AVAILABLE DATA =>
──────

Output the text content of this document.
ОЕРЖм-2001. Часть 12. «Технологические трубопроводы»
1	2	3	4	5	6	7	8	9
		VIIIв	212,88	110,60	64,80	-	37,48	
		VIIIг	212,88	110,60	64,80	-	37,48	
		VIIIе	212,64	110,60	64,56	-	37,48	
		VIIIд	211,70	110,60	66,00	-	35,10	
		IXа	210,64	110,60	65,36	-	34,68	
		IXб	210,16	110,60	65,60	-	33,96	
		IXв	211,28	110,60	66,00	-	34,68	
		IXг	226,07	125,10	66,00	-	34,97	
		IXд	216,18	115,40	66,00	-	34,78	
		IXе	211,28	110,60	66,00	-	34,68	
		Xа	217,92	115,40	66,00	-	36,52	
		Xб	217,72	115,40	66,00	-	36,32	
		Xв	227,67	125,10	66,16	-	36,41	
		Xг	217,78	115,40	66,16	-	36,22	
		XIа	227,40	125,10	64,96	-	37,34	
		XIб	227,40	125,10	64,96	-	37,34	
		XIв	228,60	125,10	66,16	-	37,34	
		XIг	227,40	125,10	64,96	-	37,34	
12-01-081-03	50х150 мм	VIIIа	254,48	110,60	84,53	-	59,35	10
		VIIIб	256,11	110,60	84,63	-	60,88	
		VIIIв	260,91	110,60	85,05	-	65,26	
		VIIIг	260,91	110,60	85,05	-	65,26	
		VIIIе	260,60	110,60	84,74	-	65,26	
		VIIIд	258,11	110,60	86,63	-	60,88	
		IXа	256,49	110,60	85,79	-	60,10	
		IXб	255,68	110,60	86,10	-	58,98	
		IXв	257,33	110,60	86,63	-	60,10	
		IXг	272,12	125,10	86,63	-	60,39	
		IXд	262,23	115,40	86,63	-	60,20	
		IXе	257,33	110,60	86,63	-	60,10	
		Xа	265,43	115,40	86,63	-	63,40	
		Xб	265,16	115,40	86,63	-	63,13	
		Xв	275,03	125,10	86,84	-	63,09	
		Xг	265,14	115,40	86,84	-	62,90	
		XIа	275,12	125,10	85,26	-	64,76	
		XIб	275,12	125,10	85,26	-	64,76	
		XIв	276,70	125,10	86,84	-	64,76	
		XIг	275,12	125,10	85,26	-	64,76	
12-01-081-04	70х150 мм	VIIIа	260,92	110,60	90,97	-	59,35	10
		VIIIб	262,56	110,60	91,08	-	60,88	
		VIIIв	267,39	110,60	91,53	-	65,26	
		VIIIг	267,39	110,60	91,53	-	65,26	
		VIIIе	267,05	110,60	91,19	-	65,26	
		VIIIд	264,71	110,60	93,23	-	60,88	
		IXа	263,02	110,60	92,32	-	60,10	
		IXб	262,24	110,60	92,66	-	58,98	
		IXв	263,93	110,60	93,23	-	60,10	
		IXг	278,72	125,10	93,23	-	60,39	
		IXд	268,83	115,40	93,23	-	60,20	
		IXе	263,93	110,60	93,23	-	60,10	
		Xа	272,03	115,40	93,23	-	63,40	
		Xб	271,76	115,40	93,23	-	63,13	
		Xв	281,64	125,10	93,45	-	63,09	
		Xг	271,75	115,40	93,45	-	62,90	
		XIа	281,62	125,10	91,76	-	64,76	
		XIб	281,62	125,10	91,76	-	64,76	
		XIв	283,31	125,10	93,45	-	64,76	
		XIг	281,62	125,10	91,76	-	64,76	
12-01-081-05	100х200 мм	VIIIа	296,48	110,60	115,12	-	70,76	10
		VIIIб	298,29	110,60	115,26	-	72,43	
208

──────

TASK GOAL =>
Reproduce the full listing word for word.

RESPONSE =>
Output the text content of this document.
ОЕРЖм-2001. Часть 12. «Технологические трубопроводы»
1	2	3	4	5	6	7	8	9
		VIIIв	212,88	110,60	64,80	-	37,48	
		VIIIг	212,88	110,60	64,80	-	37,48	
		VIIIе	212,64	110,60	64,56	-	37,48	
		VIIIд	211,70	110,60	66,00	-	35,10	
		IXа	210,64	110,60	65,36	-	34,68	
		IXб	210,16	110,60	65,60	-	33,96	
		IXв	211,28	110,60	66,00	-	34,68	
		IXг	226,07	125,10	66,00	-	34,97	
		IXд	216,18	115,40	66,00	-	34,78	
		IXе	211,28	110,60	66,00	-	34,68	
		Xа	217,92	115,40	66,00	-	36,52	
		Xб	217,72	115,40	66,00	-	36,32	
		Xв	227,67	125,10	66,16	-	36,41	
		Xг	217,78	115,40	66,16	-	36,22	
		XIа	227,40	125,10	64,96	-	37,34	
		XIб	227,40	125,10	64,96	-	37,34	
		XIв	228,60	125,10	66,16	-	37,34	
		XIг	227,40	125,10	64,96	-	37,34	
12-01-081-03	50х150 мм	VIIIа	254,48	110,60	84,53	-	59,35	10
		VIIIб	256,11	110,60	84,63	-	60,88	
		VIIIв	260,91	110,60	85,05	-	65,26	
		VIIIг	260,91	110,60	85,05	-	65,26	
		VIIIе	260,60	110,60	84,74	-	65,26	
		VIIIд	258,11	110,60	86,63	-	60,88	
		IXа	256,49	110,60	85,79	-	60,10	
		IXб	255,68	110,60	86,10	-	58,98	
		IXв	257,33	110,60	86,63	-	60,10	
		IXг	272,12	125,10	86,63	-	60,39	
		IXд	262,23	115,40	86,63	-	60,20	
		IXе	257,33	110,60	86,63	-	60,10	
		Xа	265,43	115,40	86,63	-	63,40	
		Xб	265,16	115,40	86,63	-	63,13	
		Xв	275,03	125,10	86,84	-	63,09	
		Xг	265,14	115,40	86,84	-	62,90	
		XIа	275,12	125,10	85,26	-	64,76	
		XIб	275,12	125,10	85,26	-	64,76	
		XIв	276,70	125,10	86,84	-	64,76	
		XIг	275,12	125,10	85,26	-	64,76	
12-01-081-04	70х150 мм	VIIIа	260,92	110,60	90,97	-	59,35	10
		VIIIб	262,56	110,60	91,08	-	60,88	
		VIIIв	267,39	110,60	91,53	-	65,26	
		VIIIг	267,39	110,60	91,53	-	65,26	
		VIIIе	267,05	110,60	91,19	-	65,26	
		VIIIд	264,71	110,60	93,23	-	60,88	
		IXа	263,02	110,60	92,32	-	60,10	
		IXб	262,24	110,60	92,66	-	58,98	
		IXв	263,93	110,60	93,23	-	60,10	
		IXг	278,72	125,10	93,23	-	60,39	
		IXд	268,83	115,40	93,23	-	60,20	
		IXе	263,93	110,60	93,23	-	60,10	
		Xа	272,03	115,40	93,23	-	63,40	
		Xб	271,76	115,40	93,23	-	63,13	
		Xв	281,64	125,10	93,45	-	63,09	
		Xг	271,75	115,40	93,45	-	62,90	
		XIа	281,62	125,10	91,76	-	64,76	
		XIб	281,62	125,10	91,76	-	64,76	
		XIв	283,31	125,10	93,45	-	64,76	
		XIг	281,62	125,10	91,76	-	64,76	
12-01-081-05	100х200 мм	VIIIа	296,48	110,60	115,12	-	70,76	10
		VIIIб	298,29	110,60	115,26	-	72,43	
208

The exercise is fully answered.